Requirements:
Each line containing the word "miles" must be collected.

━━ Dataset content ━━

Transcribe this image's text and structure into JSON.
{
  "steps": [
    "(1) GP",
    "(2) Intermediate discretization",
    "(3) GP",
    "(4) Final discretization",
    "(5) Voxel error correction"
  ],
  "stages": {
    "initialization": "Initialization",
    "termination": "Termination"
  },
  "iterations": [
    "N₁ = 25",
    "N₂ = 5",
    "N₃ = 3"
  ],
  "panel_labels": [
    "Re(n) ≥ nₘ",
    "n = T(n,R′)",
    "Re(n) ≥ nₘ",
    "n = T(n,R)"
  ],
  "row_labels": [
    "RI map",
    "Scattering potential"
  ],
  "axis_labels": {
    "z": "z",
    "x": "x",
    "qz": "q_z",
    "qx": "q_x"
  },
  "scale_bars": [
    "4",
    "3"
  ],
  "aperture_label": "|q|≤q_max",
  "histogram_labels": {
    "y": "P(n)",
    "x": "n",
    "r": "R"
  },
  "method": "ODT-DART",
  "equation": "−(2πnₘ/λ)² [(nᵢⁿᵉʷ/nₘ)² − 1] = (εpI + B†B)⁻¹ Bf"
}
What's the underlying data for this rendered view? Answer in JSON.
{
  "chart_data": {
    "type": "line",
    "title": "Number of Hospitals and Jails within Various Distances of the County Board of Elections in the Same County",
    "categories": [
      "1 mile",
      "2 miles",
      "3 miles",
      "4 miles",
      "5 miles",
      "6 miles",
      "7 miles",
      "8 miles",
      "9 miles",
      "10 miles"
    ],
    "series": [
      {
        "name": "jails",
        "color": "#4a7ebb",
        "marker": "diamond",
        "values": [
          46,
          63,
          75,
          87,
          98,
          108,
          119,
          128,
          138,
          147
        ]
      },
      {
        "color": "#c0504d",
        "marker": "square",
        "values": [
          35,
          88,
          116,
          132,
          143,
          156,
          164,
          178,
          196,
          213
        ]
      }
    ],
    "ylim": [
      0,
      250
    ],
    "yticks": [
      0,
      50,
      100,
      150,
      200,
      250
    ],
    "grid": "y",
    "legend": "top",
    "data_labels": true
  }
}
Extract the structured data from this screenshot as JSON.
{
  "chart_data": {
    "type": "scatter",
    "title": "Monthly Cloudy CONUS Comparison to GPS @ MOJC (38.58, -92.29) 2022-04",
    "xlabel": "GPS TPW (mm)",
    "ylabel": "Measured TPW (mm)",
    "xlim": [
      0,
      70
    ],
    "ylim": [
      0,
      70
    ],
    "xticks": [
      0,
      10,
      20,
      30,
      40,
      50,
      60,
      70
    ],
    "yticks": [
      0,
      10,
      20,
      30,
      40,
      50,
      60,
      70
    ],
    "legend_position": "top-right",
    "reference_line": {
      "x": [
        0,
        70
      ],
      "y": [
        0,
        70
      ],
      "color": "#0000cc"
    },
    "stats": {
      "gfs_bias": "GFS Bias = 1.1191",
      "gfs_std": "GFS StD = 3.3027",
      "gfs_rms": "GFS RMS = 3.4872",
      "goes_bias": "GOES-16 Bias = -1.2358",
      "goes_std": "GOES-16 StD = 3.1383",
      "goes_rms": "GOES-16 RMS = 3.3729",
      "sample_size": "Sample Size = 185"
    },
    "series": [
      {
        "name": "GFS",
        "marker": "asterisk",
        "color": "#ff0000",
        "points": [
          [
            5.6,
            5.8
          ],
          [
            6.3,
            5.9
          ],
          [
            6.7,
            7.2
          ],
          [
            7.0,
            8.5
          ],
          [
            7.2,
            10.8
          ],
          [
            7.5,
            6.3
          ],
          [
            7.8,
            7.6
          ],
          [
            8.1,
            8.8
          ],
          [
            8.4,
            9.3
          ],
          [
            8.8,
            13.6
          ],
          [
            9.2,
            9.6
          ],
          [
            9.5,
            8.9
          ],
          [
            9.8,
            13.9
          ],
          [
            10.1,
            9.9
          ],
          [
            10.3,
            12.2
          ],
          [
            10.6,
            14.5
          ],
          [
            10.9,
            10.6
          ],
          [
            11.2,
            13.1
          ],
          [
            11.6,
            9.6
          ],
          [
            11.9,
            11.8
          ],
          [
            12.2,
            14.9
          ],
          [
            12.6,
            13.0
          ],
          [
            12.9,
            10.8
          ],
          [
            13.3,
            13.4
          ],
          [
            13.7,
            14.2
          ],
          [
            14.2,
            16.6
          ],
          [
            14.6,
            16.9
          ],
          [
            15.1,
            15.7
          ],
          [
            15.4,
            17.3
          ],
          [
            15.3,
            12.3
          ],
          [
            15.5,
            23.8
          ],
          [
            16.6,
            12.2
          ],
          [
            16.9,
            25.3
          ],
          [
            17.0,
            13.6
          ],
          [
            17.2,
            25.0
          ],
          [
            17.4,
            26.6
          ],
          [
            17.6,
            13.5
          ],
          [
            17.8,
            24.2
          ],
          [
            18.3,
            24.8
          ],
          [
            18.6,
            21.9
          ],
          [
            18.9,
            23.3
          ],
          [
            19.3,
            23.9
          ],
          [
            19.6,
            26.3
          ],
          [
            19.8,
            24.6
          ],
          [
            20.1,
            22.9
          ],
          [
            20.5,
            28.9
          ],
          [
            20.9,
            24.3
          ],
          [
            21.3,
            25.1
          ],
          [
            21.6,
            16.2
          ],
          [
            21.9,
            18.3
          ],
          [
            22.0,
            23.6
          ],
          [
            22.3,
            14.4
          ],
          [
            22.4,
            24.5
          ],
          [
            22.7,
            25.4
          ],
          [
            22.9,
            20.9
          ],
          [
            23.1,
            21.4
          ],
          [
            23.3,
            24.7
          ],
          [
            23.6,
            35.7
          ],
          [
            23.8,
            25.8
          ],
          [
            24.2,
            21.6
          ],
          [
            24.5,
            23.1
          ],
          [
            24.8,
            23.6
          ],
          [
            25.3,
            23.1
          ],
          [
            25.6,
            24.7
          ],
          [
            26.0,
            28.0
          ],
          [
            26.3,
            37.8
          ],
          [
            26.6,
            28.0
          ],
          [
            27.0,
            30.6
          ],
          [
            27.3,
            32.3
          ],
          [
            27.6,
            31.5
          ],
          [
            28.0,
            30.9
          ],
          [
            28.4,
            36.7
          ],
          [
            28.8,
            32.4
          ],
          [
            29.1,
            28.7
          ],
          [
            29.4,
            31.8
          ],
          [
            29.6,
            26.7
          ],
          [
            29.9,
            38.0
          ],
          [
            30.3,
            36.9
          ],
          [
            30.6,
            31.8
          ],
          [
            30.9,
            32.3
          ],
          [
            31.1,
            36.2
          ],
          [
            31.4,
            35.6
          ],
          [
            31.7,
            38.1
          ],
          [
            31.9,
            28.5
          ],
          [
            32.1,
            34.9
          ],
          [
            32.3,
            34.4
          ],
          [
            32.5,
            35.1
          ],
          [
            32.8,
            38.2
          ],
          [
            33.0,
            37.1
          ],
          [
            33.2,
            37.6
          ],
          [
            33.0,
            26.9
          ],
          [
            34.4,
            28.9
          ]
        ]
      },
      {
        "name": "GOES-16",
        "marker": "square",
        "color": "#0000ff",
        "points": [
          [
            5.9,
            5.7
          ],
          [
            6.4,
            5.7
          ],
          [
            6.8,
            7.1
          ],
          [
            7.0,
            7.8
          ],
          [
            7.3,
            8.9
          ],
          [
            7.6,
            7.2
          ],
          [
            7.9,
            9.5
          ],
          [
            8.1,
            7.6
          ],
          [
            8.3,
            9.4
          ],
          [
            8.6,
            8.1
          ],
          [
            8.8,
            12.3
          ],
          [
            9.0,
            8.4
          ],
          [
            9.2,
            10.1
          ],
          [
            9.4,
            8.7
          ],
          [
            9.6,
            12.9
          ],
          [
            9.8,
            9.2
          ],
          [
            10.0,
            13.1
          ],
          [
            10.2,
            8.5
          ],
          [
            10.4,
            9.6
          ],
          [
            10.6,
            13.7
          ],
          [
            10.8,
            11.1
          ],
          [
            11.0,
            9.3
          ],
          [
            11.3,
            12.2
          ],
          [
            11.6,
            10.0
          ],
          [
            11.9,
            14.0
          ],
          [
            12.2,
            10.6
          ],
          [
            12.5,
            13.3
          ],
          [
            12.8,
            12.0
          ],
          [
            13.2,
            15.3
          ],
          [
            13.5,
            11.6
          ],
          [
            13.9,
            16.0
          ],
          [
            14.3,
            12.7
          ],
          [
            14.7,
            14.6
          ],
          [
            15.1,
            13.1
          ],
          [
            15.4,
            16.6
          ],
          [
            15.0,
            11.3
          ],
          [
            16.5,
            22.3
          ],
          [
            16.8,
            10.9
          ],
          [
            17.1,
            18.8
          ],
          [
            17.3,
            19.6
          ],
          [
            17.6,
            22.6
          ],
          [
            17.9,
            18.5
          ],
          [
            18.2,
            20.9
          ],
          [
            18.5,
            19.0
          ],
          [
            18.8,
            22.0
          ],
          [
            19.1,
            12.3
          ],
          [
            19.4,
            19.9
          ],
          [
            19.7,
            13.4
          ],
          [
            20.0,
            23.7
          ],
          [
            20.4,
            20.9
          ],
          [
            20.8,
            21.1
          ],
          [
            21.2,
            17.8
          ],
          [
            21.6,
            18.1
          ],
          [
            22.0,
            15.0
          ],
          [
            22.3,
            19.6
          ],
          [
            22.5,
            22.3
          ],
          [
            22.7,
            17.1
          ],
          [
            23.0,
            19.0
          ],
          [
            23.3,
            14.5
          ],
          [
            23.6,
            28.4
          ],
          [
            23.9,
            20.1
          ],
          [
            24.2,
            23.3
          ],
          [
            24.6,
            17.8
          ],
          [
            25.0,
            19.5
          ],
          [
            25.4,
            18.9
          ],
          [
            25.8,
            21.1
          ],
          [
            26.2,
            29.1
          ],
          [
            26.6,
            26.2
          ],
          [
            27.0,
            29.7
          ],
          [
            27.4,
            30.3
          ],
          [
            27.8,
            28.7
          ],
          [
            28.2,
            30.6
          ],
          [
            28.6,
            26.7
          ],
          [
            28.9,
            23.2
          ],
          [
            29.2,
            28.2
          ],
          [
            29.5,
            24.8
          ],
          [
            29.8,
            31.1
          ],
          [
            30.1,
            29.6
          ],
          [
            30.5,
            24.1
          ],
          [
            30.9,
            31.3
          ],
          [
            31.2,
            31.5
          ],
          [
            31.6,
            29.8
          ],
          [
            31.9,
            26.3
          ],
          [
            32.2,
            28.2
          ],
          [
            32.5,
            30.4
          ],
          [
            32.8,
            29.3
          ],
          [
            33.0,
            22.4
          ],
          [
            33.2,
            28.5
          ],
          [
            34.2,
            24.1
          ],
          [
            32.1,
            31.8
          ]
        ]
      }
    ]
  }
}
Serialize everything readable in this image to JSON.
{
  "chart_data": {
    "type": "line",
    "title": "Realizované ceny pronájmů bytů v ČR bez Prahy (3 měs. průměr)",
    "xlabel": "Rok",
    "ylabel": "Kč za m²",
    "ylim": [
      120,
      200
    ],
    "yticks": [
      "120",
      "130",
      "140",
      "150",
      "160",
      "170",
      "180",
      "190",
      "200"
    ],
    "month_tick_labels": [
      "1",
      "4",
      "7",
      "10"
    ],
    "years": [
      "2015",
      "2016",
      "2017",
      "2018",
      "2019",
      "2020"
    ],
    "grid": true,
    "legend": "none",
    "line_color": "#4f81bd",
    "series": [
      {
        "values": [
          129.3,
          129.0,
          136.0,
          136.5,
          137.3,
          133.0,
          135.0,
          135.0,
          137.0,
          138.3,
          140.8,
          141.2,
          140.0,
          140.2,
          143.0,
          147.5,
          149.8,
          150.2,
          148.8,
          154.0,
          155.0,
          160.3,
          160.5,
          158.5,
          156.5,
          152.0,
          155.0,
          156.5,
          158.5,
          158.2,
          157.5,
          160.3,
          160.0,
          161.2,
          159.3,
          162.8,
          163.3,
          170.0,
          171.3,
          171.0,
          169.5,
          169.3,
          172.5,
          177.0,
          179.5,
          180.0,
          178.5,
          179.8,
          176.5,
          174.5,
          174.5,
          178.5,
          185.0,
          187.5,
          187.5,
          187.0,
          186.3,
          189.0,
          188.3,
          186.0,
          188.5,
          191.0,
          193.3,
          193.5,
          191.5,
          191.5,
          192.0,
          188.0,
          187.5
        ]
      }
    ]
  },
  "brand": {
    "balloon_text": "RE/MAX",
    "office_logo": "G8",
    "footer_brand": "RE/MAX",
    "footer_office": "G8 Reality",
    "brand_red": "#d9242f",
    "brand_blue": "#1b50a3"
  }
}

━━━

Answer to the task:
      "2 miles",
      "3 miles",
      "4 miles",
      "5 miles",
      "6 miles",
      "7 miles",
      "8 miles",
      "9 miles",
      "10 miles"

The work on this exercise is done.